## TASK STATEMENT
What is the number of lines in the entries below that include the word "rượu"? Provide the number only.

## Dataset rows

++++++

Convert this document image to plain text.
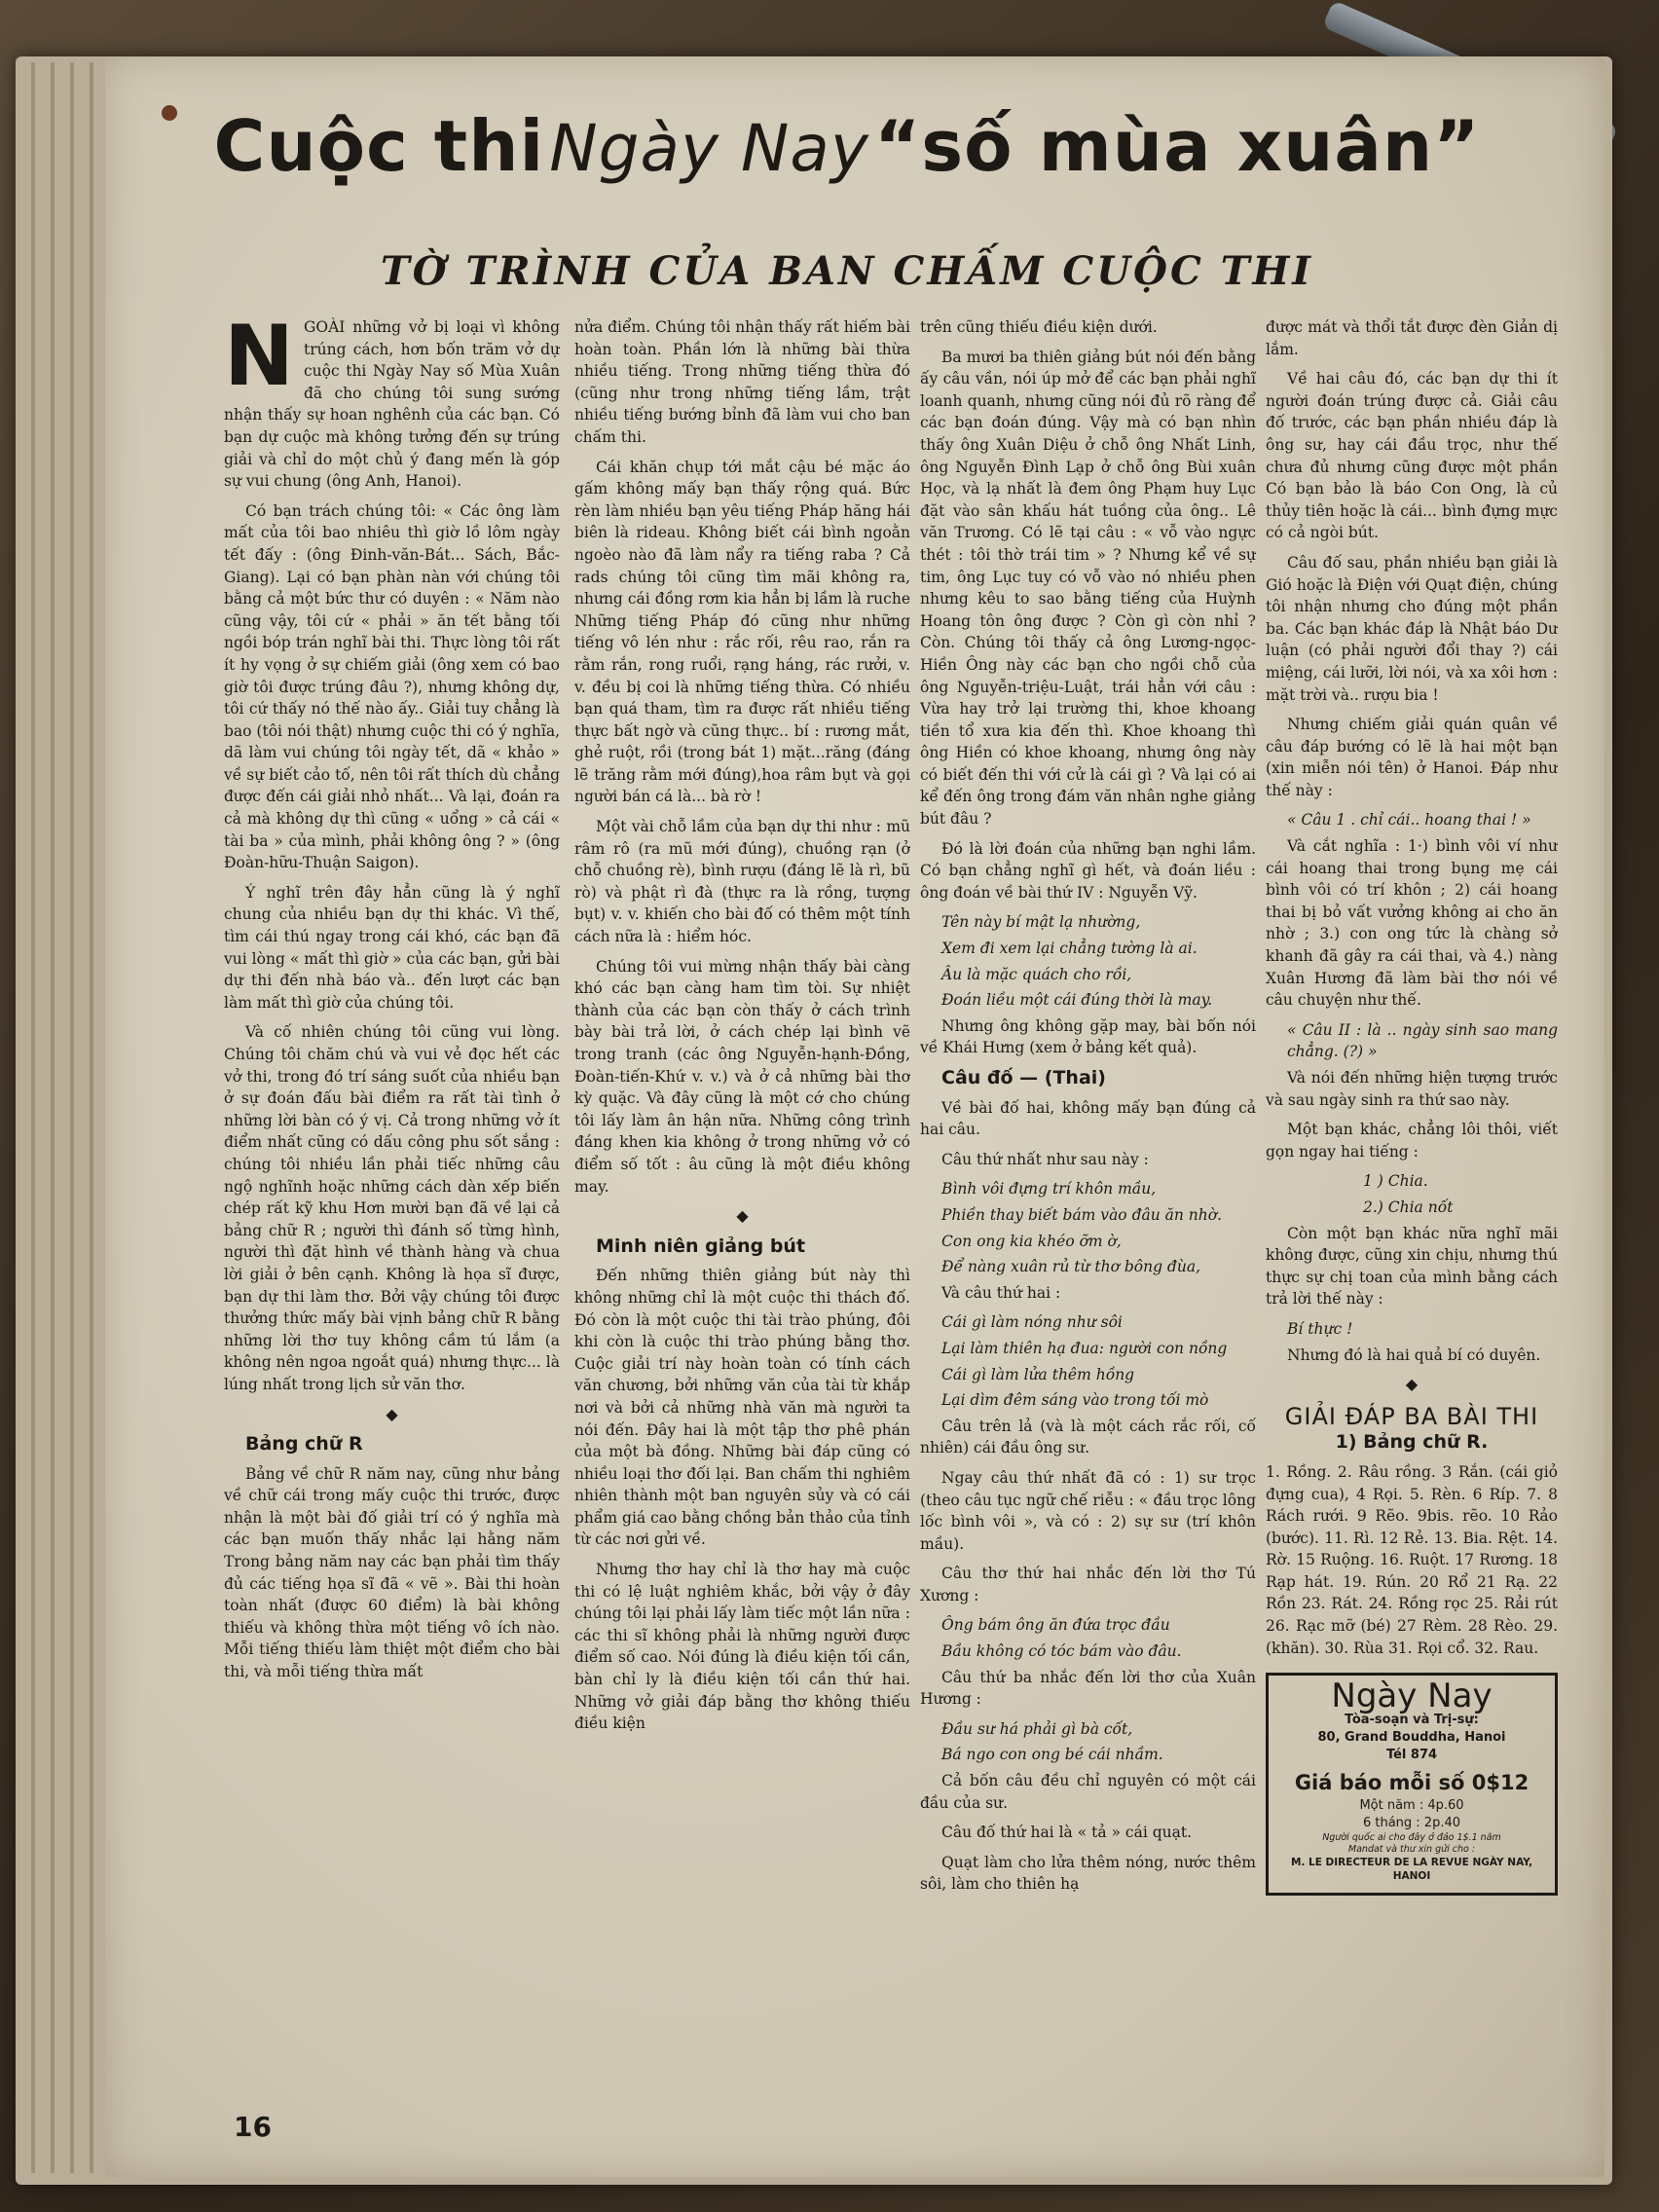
Cuộc thi Ngày Nay “số mùa xuân”
TỜ TRÌNH CỦA BAN CHẤM CUỘC THI
N GOÀI những vở bị loại vì không trúng cách, hơn bốn trăm vở dự cuộc thi Ngày Nay số Mùa Xuân đã cho chúng tôi sung sướng nhận thấy sự hoan nghênh của các bạn. Có bạn dự cuộc mà không tưởng đến sự trúng giải và chỉ do một chủ ý đang mến là góp sự vui chung (ông Anh, Hanoi).

Có bạn trách chúng tôi: « Các ông làm mất của tôi bao nhiêu thì giờ lồ lôm ngày tết đấy : (ông Đinh-văn-Bát... Sách, Bắc-Giang). Lại có bạn phàn nàn với chúng tôi bằng cả một bức thư có duyên : « Năm nào cũng vậy, tôi cứ « phải » ăn tết bằng tối ngồi bóp trán nghĩ bài thi. Thực lòng tôi rất ít hy vọng ở sự chiếm giải (ông xem có bao giờ tôi được trúng đâu ?), nhưng không dự, tôi cứ thấy nó thế nào ấy.. Giải tuy chẳng là bao (tôi nói thật) nhưng cuộc thi có ý nghĩa, dã làm vui chúng tôi ngày tết, dã « khảo » về sự biết cảo tố, nên tôi rất thích dù chẳng được đến cái giải nhỏ nhất... Và lại, đoán ra cả mà không dự thì cũng « uổng » cả cái « tài ba » của mình, phải không ông ? » (ông Đoàn-hữu-Thuận Saigon).

Ý nghĩ trên đây hẳn cũng là ý nghĩ chung của nhiều bạn dự thi khác. Vì thế, tìm cái thú ngay trong cái khó, các bạn đã vui lòng « mất thì giờ » của các bạn, gửi bài dự thi đến nhà báo và.. đến lượt các bạn làm mất thì giờ của chúng tôi.

Và cố nhiên chúng tôi cũng vui lòng. Chúng tôi chăm chú và vui vẻ đọc hết các vở thi, trong đó trí sáng suốt của nhiều bạn ở sự đoán đấu bài điểm ra rất tài tình ở những lời bàn có ý vị. Cả trong những vở ít điểm nhất cũng có dấu công phu sốt sắng : chúng tôi nhiều lần phải tiếc những câu ngộ nghĩnh hoặc những cách dàn xếp biến chép rất kỹ khu Hơn mười bạn đã về lại cả bảng chữ R ; người thì đánh số từng hình, người thì đặt hình về thành hàng và chua lời giải ở bên cạnh. Không là họa sĩ được, bạn dự thi làm thơ. Bởi vậy chúng tôi được thưởng thức mấy bài vịnh bảng chữ R bằng những lời thơ tuy không cầm tú lắm (a không nên ngoa ngoắt quá) nhưng thực... là lúng nhất trong lịch sử văn thơ.

◆

Bảng chữ R

Bảng về chữ R năm nay, cũng như bảng về chữ cái trong mấy cuộc thi trước, được nhận là một bài đố giải trí có ý nghĩa mà các bạn muốn thấy nhắc lại hằng năm Trong bảng năm nay các bạn phải tìm thấy đủ các tiếng họa sĩ đã « vẽ ». Bài thi hoàn toàn nhất (được 60 điểm) là bài không thiếu và không thừa một tiếng vô ích nào. Mỗi tiếng thiếu làm thiệt một điểm cho bài thi, và mỗi tiếng thừa mất

nửa điểm. Chúng tôi nhận thấy rất hiếm bài hoàn toàn. Phần lớn là những bài thừa nhiều tiếng. Trong những tiếng thừa đó (cũng như trong những tiếng lầm, trật nhiều tiếng bướng bỉnh đã làm vui cho ban chấm thi.

Cái khăn chụp tới mắt cậu bé mặc áo gấm không mấy bạn thấy rộng quá. Bức rèn làm nhiều bạn yêu tiếng Pháp hăng hái biên là rideau. Không biết cái bình ngoằn ngoèo nào đã làm nẩy ra tiếng raba ? Cả rads chúng tôi cũng tìm mãi không ra, nhưng cái đồng rơm kia hẳn bị lầm là ruche Những tiếng Pháp đó cũng như những tiếng vô lén như : rắc rối, rêu rao, rắn ra rằm rắn, rong ruổi, rạng háng, rác rưởi, v. v. đều bị coi là những tiếng thừa. Có nhiều bạn quá tham, tìm ra được rất nhiều tiếng thực bất ngờ và cũng thực.. bí : rương mắt, ghẻ ruột, rồi (trong bát 1) mặt...răng (đáng lẽ trăng rằm mới đúng),hoa râm bụt và gọi người bán cá là... bà rờ !

Một vài chỗ lầm của bạn dự thi như : mũ râm rô (ra mũ mới đúng), chuồng rạn (ở chỗ chuồng rè), bình rượu (đáng lẽ là rì, bũ rò) và phật rì đà (thực ra là rồng, tượng bụt) v. v. khiến cho bài đố có thêm một tính cách nữa là : hiểm hóc.

Chúng tôi vui mừng nhận thấy bài càng khó các bạn càng ham tìm tòi. Sự nhiệt thành của các bạn còn thấy ở cách trình bày bài trả lời, ở cách chép lại bình vẽ trong tranh (các ông Nguyễn-hạnh-Đồng, Đoàn-tiến-Khứ v. v.) và ở cả những bài thơ kỳ quặc. Và đây cũng là một cớ cho chúng tôi lấy làm ân hận nữa. Những công trình đáng khen kia không ở trong những vở có điểm số tốt : âu cũng là một điều không may.

◆

Minh niên giảng bút

Đến những thiên giảng bút này thì không những chỉ là một cuộc thi thách đố. Đó còn là một cuộc thi tài trào phúng, đôi khi còn là cuộc thi trào phúng bằng thơ. Cuộc giải trí này hoàn toàn có tính cách văn chương, bởi những văn của tài từ khắp nơi và bởi cả những nhà văn mà người ta nói đến. Đây hai là một tập thơ phê phán của một bà đồng. Những bài đáp cũng có nhiều loại thơ đối lại. Ban chấm thi nghiêm nhiên thành một ban nguyên sủy và có cái phẩm giá cao bằng chồng bản thảo của tỉnh từ các nơi gửi về.

Nhưng thơ hay chỉ là thơ hay mà cuộc thi có lệ luật nghiêm khắc, bởi vậy ở đây chúng tôi lại phải lấy làm tiếc một lần nữa : các thi sĩ không phải là những người được điểm số cao. Nói đúng là điều kiện tối cần, bàn chỉ ly là điều kiện tối cần thứ hai. Những vở giải đáp bằng thơ không thiếu điều kiện

trên cũng thiếu điều kiện dưới.

Ba mươi ba thiên giảng bút nói đến bằng ấy câu vần, nói úp mở để các bạn phải nghĩ loanh quanh, nhưng cũng nói đủ rõ ràng để các bạn đoán đúng. Vậy mà có bạn nhìn thấy ông Xuân Diệu ở chỗ ông Nhất Linh, ông Nguyễn Đình Lạp ở chỗ ông Bùi xuân Học, và lạ nhất là đem ông Phạm huy Lục đặt vào sân khấu hát tuồng của ông.. Lê văn Trương. Có lẽ tại câu : « vỗ vào ngực thét : tôi thờ trái tim » ? Nhưng kể về sự tim, ông Lục tuy có vỗ vào nó nhiều phen nhưng kêu to sao bằng tiếng của Huỳnh Hoang tôn ông được ? Còn gì còn nhỉ ? Còn. Chúng tôi thấy cả ông Lương-ngọc-Hiền Ông này các bạn cho ngồi chỗ của ông Nguyễn-triệu-Luật, trái hẳn với câu : Vừa hay trở lại trường thi, khoe khoang tiền tổ xưa kia đến thì. Khoe khoang thì ông Hiền có khoe khoang, nhưng ông này có biết đến thi với cử là cái gì ? Và lại có ai kể đến ông trong đám văn nhân nghe giảng bút đâu ?

Đó là lời đoán của những bạn nghi lầm. Có bạn chẳng nghĩ gì hết, và đoán liều : ông đoán về bài thứ IV : Nguyễn Vỹ.

Tên này bí mật lạ nhường,

Xem đi xem lại chẳng tường là ai.

Âu là mặc quách cho rồi,

Đoán liều một cái đúng thời là may.

Nhưng ông không gặp may, bài bốn nói về Khái Hưng (xem ở bảng kết quả).

Câu đố — (Thai)

Về bài đố hai, không mấy bạn đúng cả hai câu.

Câu thứ nhất như sau này :

Bình vôi đựng trí khôn mầu,

Phiền thay biết bám vào đâu ăn nhờ.

Con ong kia khéo ỡm ờ,

Để nàng xuân rủ từ thơ bông đùa,

Và câu thứ hai :

Cái gì làm nóng như sôi

Lại làm thiên hạ đua: người con nồng

Cái gì làm lửa thêm hồng

Lại dìm đêm sáng vào trong tối mò

Câu trên lả (và là một cách rắc rối, cố nhiên) cái đầu ông sư.

Ngay câu thứ nhất đã có : 1) sư trọc (theo câu tục ngữ chế riễu : « đầu trọc lông lốc bình vôi », và có : 2) sự sư (trí khôn mầu).

Câu thơ thứ hai nhắc đến lời thơ Tú Xương :

Ông bám ông ăn đứa trọc đầu

Bầu không có tóc bám vào đâu.

Câu thứ ba nhắc đến lời thơ của Xuân Hương :

Đầu sư há phải gì bà cốt,

Bá ngo con ong bé cái nhầm.

Cả bốn câu đều chỉ nguyên có một cái đầu của sư.

Câu đố thứ hai là « tả » cái quạt.

Quạt làm cho lửa thêm nóng, nước thêm sôi, làm cho thiên hạ

được mát và thổi tắt được đèn Giản dị lắm.

Về hai câu đó, các bạn dự thi ít người đoán trúng được cả. Giải câu đố trước, các bạn phần nhiều đáp là ông sư, hay cái đầu trọc, như thế chưa đủ nhưng cũng được một phần Có bạn bảo là báo Con Ong, là củ thủy tiên hoặc là cái... bình đựng mực có cả ngòi bút.

Câu đố sau, phần nhiều bạn giải là Gió hoặc là Điện với Quạt điện, chúng tôi nhận nhưng cho đúng một phần ba. Các bạn khác đáp là Nhật báo Dư luận (có phải người đổi thay ?) cái miệng, cái lưỡi, lời nói, và xa xôi hơn : mặt trời và.. rượu bia !

Nhưng chiếm giải quán quân về câu đáp bướng có lẽ là hai một bạn (xin miễn nói tên) ở Hanoi. Đáp như thế này :

« Câu 1 . chỉ cái.. hoang thai ! »

Và cắt nghĩa : 1·) bình vôi ví như cái hoang thai trong bụng mẹ cái bình vôi có trí khôn ; 2) cái hoang thai bị bỏ vất vưởng không ai cho ăn nhờ ; 3.) con ong tức là chàng sở khanh đã gây ra cái thai, và 4.) nàng Xuân Hương đã làm bài thơ nói về câu chuyện như thế.

« Câu II : là .. ngày sinh sao mang chẳng. (?) »

Và nói đến những hiện tượng trước và sau ngày sinh ra thứ sao này.

Một bạn khác, chẳng lôi thôi, viết gọn ngay hai tiếng :

1 ) Chia.

2.) Chia nốt

Còn một bạn khác nữa nghĩ mãi không được, cũng xin chịu, nhưng thú thực sự chị toan của mình bằng cách trả lời thế này :

Bí thực !

Nhưng đó là hai quả bí có duyên.

◆
GIẢI ĐÁP BA BÀI THI
1) Bảng chữ R.

1. Rồng. 2. Râu rồng. 3 Rắn. (cái giỏ đựng cua), 4 Rọi. 5. Rèn. 6 Ríp. 7. 8 Rách rưới. 9 Rẽo. 9bis. rẽo. 10 Rảo (bước). 11. Rì. 12 Rẻ. 13. Bia. Rệt. 14. Rờ. 15 Ruộng. 16. Ruột. 17 Rương. 18 Rạp hát. 19. Rún. 20 Rổ 21 Rạ. 22 Rồn 23. Rát. 24. Rồng rọc 25. Rải rút 26. Rạc mỡ (bé) 27 Rèm. 28 Rèo. 29. (khăn). 30. Rùa 31. Rọi cổ. 32. Rau.

Ngày Nay
Tòa-soạn và Trị-sự:
80, Grand Bouddha, Hanoi
Tél 874
Giá báo mỗi số 0$12
Một năm : 4p.60
6 tháng : 2p.40
Người quốc ai cho đây ở đảo 1$.1 năm
Mandat và thư xin gửi cho :
M. LE DIRECTEUR DE LA REVUE NGÀY NAY, HANOI
16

++++++

## ANSWER FOR THE TASK
2